§ **Goal of the exercise**
Give the data below again, word for word.

:::

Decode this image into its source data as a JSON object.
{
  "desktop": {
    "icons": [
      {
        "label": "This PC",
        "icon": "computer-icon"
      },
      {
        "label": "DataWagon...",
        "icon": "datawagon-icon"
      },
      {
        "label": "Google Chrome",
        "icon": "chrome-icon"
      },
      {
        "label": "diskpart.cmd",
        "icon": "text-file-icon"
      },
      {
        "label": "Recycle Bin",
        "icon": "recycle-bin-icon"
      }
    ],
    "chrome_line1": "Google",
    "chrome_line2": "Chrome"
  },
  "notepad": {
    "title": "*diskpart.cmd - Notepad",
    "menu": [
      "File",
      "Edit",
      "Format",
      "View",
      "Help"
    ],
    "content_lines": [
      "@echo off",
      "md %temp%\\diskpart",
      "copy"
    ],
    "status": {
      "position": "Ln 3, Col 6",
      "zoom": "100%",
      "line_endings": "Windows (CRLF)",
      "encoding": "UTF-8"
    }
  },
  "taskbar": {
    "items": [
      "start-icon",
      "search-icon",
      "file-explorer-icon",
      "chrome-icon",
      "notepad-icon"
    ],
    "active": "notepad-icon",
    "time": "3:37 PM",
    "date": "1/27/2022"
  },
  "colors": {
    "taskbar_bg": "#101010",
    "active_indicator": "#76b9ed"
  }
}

:::

§ **Answer for the task**
Decode this image into its source data as a JSON object.
{
  "desktop": {
    "icons": [
      {
        "label": "This PC",
        "icon": "computer-icon"
      },
      {
        "label": "DataWagon...",
        "icon": "datawagon-icon"
      },
      {
        "label": "Google Chrome",
        "icon": "chrome-icon"
      },
      {
        "label": "diskpart.cmd",
        "icon": "text-file-icon"
      },
      {
        "label": "Recycle Bin",
        "icon": "recycle-bin-icon"
      }
    ],
    "chrome_line1": "Google",
    "chrome_line2": "Chrome"
  },
  "notepad": {
    "title": "*diskpart.cmd - Notepad",
    "menu": [
      "File",
      "Edit",
      "Format",
      "View",
      "Help"
    ],
    "content_lines": [
      "@echo off",
      "md %temp%\\diskpart",
      "copy"
    ],
    "status": {
      "position": "Ln 3, Col 6",
      "zoom": "100%",
      "line_endings": "Windows (CRLF)",
      "encoding": "UTF-8"
    }
  },
  "taskbar": {
    "items": [
      "start-icon",
      "search-icon",
      "file-explorer-icon",
      "chrome-icon",
      "notepad-icon"
    ],
    "active": "notepad-icon",
    "time": "3:37 PM",
    "date": "1/27/2022"
  },
  "colors": {
    "taskbar_bg": "#101010",
    "active_indicator": "#76b9ed"
  }
}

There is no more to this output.